Challenge: State the number of lines in the material below that have "error" in them, without any other text.

-- begin --

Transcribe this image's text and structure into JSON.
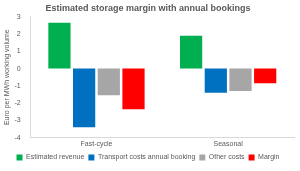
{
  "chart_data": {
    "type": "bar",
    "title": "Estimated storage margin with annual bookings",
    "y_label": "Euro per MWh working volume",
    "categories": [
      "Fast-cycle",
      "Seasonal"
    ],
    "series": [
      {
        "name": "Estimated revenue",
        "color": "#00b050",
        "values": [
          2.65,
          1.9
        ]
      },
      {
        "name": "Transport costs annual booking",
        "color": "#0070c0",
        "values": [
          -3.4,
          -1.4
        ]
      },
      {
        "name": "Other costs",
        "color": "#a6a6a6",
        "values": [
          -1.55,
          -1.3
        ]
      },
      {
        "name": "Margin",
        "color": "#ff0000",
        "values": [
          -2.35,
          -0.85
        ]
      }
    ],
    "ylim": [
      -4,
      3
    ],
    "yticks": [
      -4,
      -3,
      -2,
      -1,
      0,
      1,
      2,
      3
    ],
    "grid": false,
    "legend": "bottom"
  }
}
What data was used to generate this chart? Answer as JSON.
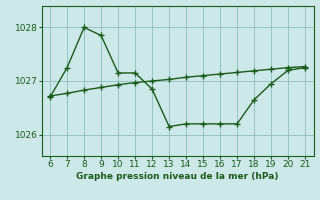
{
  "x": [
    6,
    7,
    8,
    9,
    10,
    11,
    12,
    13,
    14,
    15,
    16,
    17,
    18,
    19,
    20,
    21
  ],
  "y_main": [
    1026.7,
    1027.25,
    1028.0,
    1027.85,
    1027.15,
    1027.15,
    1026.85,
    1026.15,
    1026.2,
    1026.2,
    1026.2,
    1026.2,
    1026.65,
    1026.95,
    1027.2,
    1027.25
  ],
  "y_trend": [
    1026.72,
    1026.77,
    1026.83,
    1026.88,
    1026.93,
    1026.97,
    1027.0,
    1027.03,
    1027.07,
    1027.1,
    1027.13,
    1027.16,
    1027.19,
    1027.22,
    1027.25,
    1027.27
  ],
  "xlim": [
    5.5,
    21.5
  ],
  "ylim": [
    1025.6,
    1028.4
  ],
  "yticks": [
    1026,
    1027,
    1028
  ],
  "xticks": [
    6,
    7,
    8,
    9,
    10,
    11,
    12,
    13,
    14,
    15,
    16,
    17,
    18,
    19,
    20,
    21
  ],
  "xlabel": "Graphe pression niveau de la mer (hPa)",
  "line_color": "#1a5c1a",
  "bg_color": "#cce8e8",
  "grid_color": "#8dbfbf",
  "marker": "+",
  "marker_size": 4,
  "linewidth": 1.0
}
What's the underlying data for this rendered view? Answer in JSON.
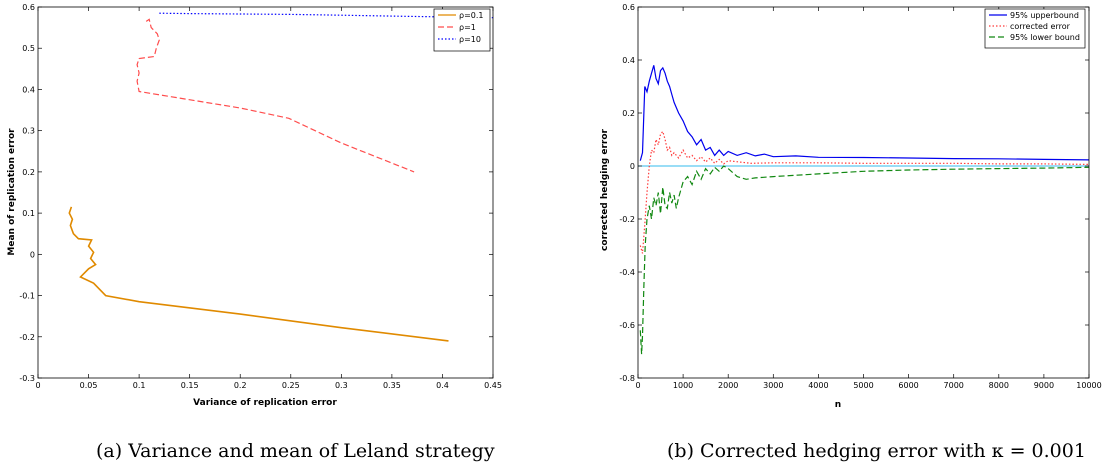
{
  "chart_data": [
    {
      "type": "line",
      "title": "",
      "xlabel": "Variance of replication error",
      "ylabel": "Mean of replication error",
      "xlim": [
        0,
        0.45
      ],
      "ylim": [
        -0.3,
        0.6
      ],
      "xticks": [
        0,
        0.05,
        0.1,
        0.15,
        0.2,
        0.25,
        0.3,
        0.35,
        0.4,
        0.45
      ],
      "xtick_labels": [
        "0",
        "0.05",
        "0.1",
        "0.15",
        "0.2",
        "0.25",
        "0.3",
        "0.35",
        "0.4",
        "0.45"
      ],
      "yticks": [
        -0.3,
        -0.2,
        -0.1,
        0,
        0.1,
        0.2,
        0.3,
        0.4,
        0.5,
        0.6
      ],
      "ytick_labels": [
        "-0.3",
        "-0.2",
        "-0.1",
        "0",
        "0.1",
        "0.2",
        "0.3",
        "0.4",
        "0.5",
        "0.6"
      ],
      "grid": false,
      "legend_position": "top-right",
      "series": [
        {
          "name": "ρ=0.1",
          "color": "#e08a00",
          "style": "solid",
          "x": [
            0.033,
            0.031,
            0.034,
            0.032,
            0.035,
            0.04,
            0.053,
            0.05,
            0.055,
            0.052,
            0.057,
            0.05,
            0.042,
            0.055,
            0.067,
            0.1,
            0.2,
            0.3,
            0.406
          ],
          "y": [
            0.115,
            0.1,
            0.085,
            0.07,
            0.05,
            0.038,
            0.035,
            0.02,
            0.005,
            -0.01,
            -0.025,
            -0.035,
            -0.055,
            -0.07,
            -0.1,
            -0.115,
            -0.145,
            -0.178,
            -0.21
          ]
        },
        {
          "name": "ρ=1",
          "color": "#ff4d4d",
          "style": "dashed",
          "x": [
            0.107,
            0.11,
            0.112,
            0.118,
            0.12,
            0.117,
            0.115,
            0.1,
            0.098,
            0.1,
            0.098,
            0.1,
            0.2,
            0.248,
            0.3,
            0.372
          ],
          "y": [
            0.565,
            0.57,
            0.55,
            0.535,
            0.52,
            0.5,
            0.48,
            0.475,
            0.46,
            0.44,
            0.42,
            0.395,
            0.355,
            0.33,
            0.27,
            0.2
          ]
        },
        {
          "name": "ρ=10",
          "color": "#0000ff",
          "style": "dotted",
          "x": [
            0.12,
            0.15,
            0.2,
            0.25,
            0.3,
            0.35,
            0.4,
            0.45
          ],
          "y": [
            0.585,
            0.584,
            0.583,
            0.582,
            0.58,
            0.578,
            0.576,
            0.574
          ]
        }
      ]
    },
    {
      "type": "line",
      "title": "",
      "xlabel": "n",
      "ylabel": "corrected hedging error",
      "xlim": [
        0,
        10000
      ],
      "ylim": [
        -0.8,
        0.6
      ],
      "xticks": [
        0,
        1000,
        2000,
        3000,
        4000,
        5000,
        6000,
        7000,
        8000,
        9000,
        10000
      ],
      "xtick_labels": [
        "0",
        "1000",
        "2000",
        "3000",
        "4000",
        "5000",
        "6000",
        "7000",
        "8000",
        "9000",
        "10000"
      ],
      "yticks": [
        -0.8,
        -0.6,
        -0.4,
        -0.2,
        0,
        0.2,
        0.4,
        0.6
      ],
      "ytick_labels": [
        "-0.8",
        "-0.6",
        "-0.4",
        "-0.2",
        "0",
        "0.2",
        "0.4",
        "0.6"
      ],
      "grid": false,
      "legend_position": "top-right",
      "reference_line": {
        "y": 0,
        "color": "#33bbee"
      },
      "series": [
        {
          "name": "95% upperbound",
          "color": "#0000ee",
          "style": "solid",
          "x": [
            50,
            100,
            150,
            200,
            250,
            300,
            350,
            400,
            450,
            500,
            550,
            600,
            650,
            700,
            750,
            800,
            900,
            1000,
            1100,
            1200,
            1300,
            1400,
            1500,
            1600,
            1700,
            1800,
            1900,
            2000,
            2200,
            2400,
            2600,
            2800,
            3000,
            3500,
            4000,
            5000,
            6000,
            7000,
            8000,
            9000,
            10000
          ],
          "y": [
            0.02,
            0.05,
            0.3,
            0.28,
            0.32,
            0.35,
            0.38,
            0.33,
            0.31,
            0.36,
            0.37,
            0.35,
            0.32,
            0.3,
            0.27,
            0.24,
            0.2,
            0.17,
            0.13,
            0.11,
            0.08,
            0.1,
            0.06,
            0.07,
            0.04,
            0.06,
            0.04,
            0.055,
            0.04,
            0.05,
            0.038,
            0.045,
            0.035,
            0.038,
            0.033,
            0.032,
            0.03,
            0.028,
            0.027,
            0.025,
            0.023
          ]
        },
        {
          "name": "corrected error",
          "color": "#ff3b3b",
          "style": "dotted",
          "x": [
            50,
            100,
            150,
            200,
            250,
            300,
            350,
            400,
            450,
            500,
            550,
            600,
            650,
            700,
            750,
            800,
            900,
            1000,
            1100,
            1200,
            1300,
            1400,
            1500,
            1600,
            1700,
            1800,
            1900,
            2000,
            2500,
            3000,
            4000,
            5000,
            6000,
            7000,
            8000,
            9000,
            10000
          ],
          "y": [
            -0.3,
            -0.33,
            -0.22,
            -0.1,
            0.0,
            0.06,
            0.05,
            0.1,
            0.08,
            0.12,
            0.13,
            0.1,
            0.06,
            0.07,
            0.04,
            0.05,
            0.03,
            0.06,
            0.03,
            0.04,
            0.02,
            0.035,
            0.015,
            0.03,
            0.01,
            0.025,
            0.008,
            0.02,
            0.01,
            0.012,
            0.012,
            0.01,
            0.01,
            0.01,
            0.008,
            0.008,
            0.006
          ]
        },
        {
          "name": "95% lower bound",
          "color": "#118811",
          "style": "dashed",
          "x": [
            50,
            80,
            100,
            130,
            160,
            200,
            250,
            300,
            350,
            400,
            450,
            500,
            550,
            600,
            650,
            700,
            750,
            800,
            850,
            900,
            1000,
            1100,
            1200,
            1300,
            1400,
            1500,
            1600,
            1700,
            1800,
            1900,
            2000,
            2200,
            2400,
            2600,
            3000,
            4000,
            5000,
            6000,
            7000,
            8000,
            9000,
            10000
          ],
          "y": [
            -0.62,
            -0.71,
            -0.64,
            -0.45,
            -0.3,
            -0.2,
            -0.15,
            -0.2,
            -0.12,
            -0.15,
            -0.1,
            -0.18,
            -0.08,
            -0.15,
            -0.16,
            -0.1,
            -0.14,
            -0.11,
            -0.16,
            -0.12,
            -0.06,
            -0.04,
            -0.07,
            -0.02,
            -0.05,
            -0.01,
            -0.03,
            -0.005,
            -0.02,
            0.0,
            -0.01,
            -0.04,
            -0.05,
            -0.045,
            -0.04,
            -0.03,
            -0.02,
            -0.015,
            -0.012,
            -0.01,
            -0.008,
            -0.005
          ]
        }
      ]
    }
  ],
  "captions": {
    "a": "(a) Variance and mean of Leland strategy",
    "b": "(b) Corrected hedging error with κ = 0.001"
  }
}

-- end --
-- begin --

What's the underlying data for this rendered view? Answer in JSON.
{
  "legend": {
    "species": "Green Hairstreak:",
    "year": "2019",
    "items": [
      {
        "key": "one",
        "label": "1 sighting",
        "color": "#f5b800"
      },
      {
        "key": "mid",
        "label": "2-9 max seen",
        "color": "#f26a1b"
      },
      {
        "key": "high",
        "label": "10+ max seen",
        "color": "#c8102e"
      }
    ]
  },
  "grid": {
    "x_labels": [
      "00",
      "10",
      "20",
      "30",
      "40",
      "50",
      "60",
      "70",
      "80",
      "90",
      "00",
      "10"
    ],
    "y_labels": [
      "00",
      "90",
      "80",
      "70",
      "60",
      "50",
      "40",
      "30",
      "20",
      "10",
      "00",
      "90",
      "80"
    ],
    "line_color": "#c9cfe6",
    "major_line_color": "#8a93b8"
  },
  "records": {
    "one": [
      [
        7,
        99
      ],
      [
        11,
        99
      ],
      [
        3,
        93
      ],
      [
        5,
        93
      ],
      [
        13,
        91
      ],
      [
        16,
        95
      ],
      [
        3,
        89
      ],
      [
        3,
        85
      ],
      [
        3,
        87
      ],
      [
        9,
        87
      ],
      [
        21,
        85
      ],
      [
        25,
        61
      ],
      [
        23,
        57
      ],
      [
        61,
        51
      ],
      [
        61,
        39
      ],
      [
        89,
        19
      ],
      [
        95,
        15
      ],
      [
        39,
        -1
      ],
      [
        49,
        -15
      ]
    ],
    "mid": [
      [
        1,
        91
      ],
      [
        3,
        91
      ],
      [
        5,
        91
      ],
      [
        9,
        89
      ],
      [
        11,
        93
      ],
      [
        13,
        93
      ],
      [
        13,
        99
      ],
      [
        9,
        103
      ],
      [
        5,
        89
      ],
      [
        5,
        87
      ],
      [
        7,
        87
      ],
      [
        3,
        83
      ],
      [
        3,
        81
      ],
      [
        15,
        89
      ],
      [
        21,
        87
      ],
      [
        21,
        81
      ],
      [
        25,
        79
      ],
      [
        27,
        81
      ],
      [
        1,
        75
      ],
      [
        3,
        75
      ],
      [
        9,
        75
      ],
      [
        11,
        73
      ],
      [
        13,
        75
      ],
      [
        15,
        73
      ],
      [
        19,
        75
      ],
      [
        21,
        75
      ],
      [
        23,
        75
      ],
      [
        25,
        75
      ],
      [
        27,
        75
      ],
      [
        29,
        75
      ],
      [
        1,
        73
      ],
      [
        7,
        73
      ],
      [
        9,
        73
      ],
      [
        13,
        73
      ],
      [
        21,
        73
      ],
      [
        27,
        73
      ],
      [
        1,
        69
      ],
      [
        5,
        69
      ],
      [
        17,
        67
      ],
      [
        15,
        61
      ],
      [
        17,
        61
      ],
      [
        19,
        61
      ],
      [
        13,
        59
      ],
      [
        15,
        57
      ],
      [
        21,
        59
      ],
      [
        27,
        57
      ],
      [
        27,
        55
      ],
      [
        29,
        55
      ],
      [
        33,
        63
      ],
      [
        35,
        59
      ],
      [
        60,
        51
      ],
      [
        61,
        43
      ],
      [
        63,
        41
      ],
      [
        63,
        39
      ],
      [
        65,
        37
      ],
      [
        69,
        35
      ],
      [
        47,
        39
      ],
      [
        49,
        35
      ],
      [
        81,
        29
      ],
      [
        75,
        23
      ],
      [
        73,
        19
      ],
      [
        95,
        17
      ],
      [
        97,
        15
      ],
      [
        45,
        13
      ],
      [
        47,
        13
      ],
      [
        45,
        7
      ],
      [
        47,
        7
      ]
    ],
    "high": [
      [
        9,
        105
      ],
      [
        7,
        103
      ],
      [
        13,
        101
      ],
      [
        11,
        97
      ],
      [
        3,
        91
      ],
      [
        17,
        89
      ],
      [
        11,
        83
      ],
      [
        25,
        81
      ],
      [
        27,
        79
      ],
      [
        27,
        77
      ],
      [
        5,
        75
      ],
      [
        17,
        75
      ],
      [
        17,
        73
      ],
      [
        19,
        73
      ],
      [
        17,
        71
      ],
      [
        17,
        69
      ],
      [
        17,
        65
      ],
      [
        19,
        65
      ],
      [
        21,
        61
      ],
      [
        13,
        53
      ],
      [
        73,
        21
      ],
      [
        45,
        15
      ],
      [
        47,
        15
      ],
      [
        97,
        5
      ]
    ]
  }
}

-- end --

Task solution: 5